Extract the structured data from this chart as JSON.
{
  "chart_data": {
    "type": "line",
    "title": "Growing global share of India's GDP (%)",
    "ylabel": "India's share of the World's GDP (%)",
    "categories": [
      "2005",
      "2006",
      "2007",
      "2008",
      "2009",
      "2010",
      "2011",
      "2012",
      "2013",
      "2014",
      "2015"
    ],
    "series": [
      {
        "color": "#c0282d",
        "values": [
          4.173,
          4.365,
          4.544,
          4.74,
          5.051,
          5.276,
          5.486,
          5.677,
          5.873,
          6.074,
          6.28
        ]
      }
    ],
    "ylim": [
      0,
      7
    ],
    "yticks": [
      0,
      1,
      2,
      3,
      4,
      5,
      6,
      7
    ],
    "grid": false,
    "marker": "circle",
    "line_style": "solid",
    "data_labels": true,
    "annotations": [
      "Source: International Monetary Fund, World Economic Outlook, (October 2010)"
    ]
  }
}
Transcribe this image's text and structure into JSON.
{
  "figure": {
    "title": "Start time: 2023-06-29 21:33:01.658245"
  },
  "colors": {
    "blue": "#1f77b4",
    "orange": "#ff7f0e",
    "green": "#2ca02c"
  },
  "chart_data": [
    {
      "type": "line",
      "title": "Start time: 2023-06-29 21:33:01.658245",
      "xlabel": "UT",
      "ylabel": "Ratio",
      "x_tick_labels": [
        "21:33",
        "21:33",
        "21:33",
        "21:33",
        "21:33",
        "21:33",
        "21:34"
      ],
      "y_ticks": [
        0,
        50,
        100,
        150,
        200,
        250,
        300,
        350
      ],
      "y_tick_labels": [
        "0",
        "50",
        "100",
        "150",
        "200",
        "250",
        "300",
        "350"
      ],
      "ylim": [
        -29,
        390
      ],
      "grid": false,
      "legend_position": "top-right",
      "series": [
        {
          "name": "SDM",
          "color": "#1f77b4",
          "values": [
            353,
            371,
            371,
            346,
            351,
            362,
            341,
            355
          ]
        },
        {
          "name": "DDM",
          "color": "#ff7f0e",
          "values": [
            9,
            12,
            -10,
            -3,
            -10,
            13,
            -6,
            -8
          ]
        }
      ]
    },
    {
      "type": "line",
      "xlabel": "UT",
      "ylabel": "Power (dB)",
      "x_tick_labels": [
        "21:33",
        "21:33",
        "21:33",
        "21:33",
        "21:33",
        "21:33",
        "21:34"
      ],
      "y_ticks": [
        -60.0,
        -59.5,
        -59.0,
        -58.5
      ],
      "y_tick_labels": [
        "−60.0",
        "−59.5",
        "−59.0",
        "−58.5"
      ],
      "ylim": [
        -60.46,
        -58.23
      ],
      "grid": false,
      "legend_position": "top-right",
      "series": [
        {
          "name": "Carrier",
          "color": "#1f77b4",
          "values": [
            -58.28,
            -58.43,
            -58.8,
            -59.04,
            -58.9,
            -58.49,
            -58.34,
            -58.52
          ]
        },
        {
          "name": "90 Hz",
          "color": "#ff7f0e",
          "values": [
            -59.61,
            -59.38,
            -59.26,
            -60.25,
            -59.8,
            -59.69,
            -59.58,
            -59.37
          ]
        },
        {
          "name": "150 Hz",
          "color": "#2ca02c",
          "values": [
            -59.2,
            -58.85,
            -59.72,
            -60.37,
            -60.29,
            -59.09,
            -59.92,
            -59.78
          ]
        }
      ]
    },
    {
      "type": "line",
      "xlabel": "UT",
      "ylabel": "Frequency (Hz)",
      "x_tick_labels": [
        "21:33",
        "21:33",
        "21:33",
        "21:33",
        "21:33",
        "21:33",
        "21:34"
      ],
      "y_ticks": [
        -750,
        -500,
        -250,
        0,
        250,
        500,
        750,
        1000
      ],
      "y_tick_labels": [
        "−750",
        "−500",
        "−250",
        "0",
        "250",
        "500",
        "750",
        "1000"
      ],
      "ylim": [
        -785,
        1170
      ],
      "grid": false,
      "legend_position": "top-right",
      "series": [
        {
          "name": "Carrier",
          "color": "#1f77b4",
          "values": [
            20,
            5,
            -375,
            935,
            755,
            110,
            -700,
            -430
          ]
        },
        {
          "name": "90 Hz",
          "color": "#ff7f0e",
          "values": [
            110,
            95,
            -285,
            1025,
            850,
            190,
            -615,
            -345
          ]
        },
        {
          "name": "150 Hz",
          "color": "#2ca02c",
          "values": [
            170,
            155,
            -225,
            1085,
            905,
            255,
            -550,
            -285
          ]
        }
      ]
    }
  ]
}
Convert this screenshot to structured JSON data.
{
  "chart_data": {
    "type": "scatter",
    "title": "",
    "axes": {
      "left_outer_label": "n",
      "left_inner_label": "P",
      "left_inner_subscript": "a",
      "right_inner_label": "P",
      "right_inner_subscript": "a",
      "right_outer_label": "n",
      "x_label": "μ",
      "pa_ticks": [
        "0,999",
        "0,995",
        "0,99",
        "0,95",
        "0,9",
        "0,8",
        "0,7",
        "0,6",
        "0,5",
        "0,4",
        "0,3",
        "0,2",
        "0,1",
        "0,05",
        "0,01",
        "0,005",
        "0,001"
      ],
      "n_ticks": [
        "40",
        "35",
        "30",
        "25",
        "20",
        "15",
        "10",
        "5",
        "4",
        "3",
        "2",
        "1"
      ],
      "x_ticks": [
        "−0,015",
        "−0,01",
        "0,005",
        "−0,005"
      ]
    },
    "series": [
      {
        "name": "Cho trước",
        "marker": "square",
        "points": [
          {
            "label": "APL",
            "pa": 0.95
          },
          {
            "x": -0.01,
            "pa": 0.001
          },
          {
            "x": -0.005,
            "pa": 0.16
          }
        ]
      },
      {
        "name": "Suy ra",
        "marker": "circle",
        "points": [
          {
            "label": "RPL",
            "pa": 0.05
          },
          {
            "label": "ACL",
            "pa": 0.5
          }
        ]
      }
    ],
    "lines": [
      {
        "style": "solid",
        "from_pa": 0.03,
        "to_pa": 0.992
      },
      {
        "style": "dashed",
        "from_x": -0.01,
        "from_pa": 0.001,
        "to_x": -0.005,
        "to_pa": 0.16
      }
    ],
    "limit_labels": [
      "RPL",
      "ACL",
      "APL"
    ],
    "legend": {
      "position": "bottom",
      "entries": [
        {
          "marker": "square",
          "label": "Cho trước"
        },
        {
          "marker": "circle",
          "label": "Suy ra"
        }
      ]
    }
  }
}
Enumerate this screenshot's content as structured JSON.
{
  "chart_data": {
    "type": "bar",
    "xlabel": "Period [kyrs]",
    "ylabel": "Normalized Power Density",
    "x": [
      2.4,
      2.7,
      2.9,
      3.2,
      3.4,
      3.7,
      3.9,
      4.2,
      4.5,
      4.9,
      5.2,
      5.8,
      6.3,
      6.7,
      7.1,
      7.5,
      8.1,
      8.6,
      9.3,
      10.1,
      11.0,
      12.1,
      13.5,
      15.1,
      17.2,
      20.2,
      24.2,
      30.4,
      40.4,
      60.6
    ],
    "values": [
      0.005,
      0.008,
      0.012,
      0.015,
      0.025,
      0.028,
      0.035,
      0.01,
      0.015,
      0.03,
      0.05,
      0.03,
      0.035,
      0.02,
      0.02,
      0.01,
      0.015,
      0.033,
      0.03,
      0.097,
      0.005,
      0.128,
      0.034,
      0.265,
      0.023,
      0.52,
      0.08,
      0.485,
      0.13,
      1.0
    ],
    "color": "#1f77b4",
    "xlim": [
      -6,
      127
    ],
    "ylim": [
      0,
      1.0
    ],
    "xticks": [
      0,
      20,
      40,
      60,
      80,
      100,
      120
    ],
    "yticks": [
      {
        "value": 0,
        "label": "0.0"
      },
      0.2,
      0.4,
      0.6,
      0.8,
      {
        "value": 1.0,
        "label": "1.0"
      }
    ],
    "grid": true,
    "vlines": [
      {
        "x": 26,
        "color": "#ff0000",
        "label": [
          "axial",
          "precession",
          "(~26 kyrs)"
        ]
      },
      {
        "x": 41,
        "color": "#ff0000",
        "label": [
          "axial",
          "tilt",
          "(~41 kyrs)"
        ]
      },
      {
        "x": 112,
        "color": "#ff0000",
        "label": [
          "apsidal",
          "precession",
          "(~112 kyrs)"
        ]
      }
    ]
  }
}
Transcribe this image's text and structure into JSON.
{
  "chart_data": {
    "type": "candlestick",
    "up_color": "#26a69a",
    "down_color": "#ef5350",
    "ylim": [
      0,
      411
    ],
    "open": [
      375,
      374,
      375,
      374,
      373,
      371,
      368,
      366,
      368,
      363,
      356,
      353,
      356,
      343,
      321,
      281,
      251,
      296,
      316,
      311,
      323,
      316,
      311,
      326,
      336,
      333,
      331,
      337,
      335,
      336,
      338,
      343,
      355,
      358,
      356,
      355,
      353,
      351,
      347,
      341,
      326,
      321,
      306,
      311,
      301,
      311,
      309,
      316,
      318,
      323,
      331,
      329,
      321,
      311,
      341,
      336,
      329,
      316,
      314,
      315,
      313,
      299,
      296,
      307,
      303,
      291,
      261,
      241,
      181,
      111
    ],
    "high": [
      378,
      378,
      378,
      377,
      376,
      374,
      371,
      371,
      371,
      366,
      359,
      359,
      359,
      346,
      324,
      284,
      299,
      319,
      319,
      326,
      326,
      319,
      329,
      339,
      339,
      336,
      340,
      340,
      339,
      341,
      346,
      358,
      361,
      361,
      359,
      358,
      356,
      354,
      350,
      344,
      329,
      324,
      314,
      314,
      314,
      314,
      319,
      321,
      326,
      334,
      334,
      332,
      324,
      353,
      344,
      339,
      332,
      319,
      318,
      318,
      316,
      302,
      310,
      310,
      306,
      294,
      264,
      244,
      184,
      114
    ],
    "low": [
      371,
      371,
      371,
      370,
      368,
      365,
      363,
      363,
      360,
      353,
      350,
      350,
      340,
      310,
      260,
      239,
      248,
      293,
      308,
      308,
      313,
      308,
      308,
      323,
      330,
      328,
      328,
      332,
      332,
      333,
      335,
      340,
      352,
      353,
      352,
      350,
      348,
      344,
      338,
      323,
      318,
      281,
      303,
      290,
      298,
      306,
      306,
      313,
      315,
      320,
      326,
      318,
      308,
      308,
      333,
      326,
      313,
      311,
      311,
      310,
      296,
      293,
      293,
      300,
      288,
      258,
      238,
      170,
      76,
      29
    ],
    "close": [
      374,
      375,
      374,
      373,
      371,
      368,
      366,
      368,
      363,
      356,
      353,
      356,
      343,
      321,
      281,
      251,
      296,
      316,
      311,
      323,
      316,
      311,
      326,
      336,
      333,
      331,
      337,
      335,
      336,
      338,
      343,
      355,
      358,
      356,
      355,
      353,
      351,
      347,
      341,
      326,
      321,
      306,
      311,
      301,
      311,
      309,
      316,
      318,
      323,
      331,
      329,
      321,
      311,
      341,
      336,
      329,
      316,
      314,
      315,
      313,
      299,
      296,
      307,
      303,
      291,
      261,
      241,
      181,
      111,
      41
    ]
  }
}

● Task prompt
Reproduce each line of the material containing the word "this".

● Solution
Extract the structured data from this chart as JSON.
Transcribe this image's text and structure into JSON.
Convert this screenshot to structured JSON data.
Enumerate this screenshot's content as structured JSON.
Transcribe this image's text and structure into JSON.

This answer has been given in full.